STATED PROBLEM.
Return all entries word for word, but drop any images.

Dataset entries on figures
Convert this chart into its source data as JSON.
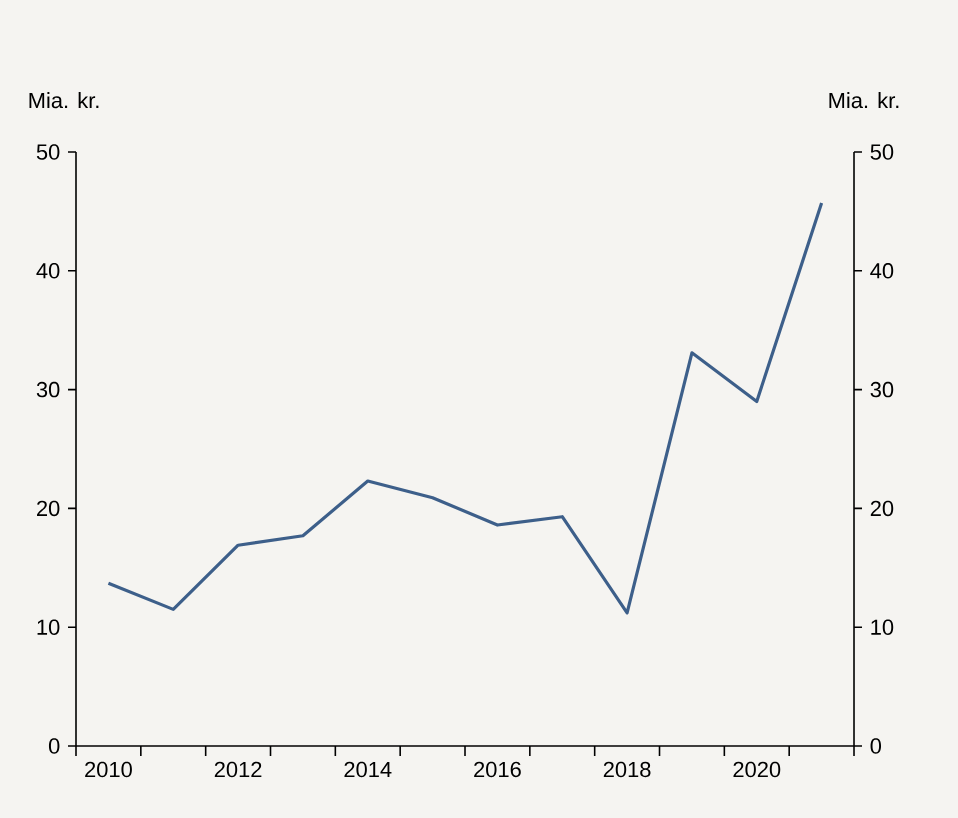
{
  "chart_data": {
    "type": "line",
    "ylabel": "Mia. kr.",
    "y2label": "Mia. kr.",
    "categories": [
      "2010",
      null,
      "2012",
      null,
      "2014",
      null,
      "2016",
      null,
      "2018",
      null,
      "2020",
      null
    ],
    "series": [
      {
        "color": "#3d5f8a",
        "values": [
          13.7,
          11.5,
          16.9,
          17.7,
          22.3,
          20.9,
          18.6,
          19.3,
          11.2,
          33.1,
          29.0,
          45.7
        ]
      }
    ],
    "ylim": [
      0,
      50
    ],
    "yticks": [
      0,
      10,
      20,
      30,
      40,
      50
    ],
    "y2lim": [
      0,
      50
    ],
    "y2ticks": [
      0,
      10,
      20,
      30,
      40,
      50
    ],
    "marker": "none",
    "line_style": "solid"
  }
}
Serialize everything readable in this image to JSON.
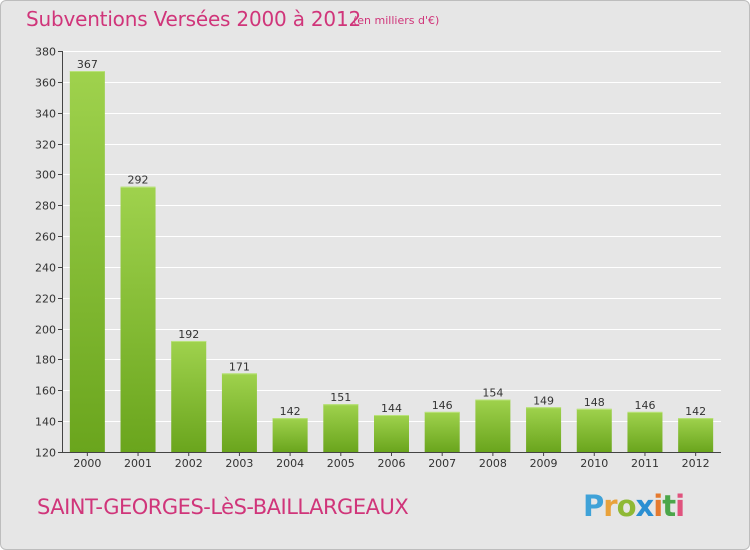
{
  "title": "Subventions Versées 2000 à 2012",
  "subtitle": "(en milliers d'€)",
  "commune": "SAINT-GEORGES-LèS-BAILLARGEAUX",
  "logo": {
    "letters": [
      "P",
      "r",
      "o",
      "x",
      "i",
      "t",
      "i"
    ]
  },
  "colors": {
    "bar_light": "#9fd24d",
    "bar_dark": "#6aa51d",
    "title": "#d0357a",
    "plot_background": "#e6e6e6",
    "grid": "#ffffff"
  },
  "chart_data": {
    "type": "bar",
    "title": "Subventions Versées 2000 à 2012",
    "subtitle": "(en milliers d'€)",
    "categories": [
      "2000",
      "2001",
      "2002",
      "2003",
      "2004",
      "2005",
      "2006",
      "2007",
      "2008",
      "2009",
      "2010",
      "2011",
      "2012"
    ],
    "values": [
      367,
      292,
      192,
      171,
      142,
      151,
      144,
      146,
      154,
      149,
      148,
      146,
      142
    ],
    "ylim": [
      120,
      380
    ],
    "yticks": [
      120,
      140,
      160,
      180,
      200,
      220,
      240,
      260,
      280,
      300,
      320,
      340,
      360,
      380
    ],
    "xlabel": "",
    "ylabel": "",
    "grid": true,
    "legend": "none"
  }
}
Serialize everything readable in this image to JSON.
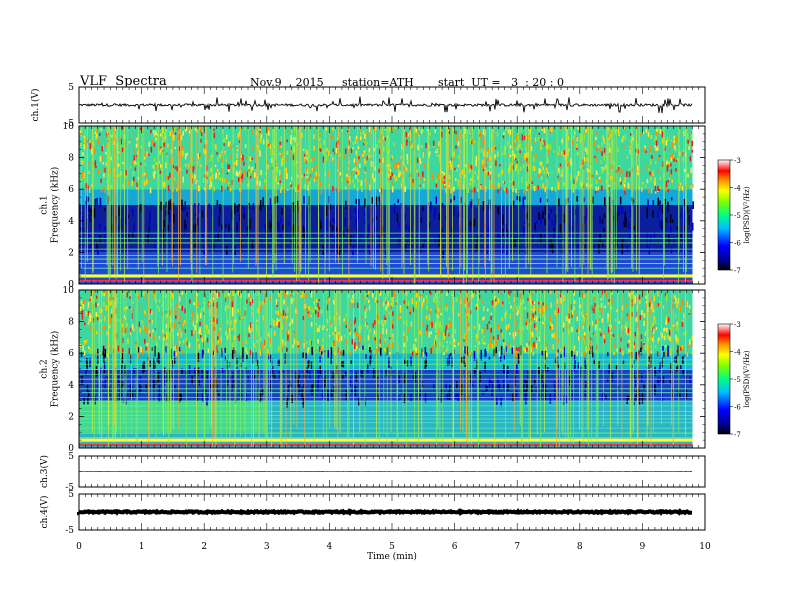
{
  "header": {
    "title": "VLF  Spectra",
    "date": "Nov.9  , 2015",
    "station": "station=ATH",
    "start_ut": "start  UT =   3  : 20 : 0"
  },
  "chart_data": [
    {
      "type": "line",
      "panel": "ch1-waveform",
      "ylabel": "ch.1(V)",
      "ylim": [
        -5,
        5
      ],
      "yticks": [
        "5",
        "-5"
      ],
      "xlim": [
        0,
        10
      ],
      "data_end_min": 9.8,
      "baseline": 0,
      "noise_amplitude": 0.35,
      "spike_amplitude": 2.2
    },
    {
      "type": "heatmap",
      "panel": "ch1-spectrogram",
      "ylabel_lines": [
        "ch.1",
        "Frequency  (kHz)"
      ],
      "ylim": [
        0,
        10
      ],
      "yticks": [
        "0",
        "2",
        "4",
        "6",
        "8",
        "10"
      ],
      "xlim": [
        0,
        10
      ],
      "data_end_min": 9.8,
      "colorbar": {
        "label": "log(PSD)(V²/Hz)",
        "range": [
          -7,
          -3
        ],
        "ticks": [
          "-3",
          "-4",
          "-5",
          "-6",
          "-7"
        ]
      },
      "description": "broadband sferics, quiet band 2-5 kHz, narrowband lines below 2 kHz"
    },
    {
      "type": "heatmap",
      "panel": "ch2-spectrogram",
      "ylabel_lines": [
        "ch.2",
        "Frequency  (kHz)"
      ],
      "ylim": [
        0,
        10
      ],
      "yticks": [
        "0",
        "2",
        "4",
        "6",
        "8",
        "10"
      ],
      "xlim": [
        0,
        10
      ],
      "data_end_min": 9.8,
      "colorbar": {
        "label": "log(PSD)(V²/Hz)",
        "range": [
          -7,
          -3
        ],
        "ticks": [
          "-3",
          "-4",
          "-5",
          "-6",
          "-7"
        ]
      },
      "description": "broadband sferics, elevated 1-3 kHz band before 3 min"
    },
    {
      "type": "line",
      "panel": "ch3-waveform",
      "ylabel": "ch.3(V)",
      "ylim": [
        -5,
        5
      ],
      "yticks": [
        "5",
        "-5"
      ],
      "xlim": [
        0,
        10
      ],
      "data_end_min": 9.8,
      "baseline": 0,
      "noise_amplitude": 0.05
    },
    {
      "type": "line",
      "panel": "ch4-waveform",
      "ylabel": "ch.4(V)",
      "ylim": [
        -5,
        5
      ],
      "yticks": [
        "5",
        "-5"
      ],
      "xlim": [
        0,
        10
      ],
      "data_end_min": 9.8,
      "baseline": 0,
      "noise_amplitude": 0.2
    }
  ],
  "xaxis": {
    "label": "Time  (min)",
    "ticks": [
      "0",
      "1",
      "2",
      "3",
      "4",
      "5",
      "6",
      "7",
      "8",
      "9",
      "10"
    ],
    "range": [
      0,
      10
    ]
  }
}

REPLY TO THE EXERCISE.
Convert this chart into its source data as JSON.
{
  "chart_data": {
    "type": "line",
    "ylabel": "Mia. kr.",
    "y2label": "Mia. kr.",
    "categories": [
      "2010",
      null,
      "2012",
      null,
      "2014",
      null,
      "2016",
      null,
      "2018",
      null,
      "2020",
      null
    ],
    "series": [
      {
        "color": "#3d5f8a",
        "values": [
          13.7,
          11.5,
          16.9,
          17.7,
          22.3,
          20.9,
          18.6,
          19.3,
          11.2,
          33.1,
          29.0,
          45.7
        ]
      }
    ],
    "ylim": [
      0,
      50
    ],
    "yticks": [
      0,
      10,
      20,
      30,
      40,
      50
    ],
    "y2lim": [
      0,
      50
    ],
    "y2ticks": [
      0,
      10,
      20,
      30,
      40,
      50
    ],
    "marker": "none",
    "line_style": "solid"
  }
}
Serialize everything readable in this image to JSON.
{
  "title": "Subventions Versées 2000 à 2012",
  "subtitle": "(en milliers d'€)",
  "commune": "SAINT-GEORGES-LèS-BAILLARGEAUX",
  "logo": {
    "letters": [
      "P",
      "r",
      "o",
      "x",
      "i",
      "t",
      "i"
    ]
  },
  "colors": {
    "bar_light": "#9fd24d",
    "bar_dark": "#6aa51d",
    "title": "#d0357a",
    "plot_background": "#e6e6e6",
    "grid": "#ffffff"
  },
  "chart_data": {
    "type": "bar",
    "title": "Subventions Versées 2000 à 2012",
    "subtitle": "(en milliers d'€)",
    "categories": [
      "2000",
      "2001",
      "2002",
      "2003",
      "2004",
      "2005",
      "2006",
      "2007",
      "2008",
      "2009",
      "2010",
      "2011",
      "2012"
    ],
    "values": [
      367,
      292,
      192,
      171,
      142,
      151,
      144,
      146,
      154,
      149,
      148,
      146,
      142
    ],
    "ylim": [
      120,
      380
    ],
    "yticks": [
      120,
      140,
      160,
      180,
      200,
      220,
      240,
      260,
      280,
      300,
      320,
      340,
      360,
      380
    ],
    "xlabel": "",
    "ylabel": "",
    "grid": true,
    "legend": "none"
  }
}
Serialize everything readable in this image to JSON.
{
  "header": {
    "title": "VLF  Spectra",
    "date": "Nov.9  , 2015",
    "station": "station=ATH",
    "start_ut": "start  UT =   3  : 20 : 0"
  },
  "chart_data": [
    {
      "type": "line",
      "panel": "ch1-waveform",
      "ylabel": "ch.1(V)",
      "ylim": [
        -5,
        5
      ],
      "yticks": [
        "5",
        "-5"
      ],
      "xlim": [
        0,
        10
      ],
      "data_end_min": 9.8,
      "baseline": 0,
      "noise_amplitude": 0.35,
      "spike_amplitude": 2.2
    },
    {
      "type": "heatmap",
      "panel": "ch1-spectrogram",
      "ylabel_lines": [
        "ch.1",
        "Frequency  (kHz)"
      ],
      "ylim": [
        0,
        10
      ],
      "yticks": [
        "0",
        "2",
        "4",
        "6",
        "8",
        "10"
      ],
      "xlim": [
        0,
        10
      ],
      "data_end_min": 9.8,
      "colorbar": {
        "label": "log(PSD)(V²/Hz)",
        "range": [
          -7,
          -3
        ],
        "ticks": [
          "-3",
          "-4",
          "-5",
          "-6",
          "-7"
        ]
      },
      "description": "broadband sferics, quiet band 2-5 kHz, narrowband lines below 2 kHz"
    },
    {
      "type": "heatmap",
      "panel": "ch2-spectrogram",
      "ylabel_lines": [
        "ch.2",
        "Frequency  (kHz)"
      ],
      "ylim": [
        0,
        10
      ],
      "yticks": [
        "0",
        "2",
        "4",
        "6",
        "8",
        "10"
      ],
      "xlim": [
        0,
        10
      ],
      "data_end_min": 9.8,
      "colorbar": {
        "label": "log(PSD)(V²/Hz)",
        "range": [
          -7,
          -3
        ],
        "ticks": [
          "-3",
          "-4",
          "-5",
          "-6",
          "-7"
        ]
      },
      "description": "broadband sferics, elevated 1-3 kHz band before 3 min"
    },
    {
      "type": "line",
      "panel": "ch3-waveform",
      "ylabel": "ch.3(V)",
      "ylim": [
        -5,
        5
      ],
      "yticks": [
        "5",
        "-5"
      ],
      "xlim": [
        0,
        10
      ],
      "data_end_min": 9.8,
      "baseline": 0,
      "noise_amplitude": 0.05
    },
    {
      "type": "line",
      "panel": "ch4-waveform",
      "ylabel": "ch.4(V)",
      "ylim": [
        -5,
        5
      ],
      "yticks": [
        "5",
        "-5"
      ],
      "xlim": [
        0,
        10
      ],
      "data_end_min": 9.8,
      "baseline": 0,
      "noise_amplitude": 0.2
    }
  ],
  "xaxis": {
    "label": "Time  (min)",
    "ticks": [
      "0",
      "1",
      "2",
      "3",
      "4",
      "5",
      "6",
      "7",
      "8",
      "9",
      "10"
    ],
    "range": [
      0,
      10
    ]
  }
}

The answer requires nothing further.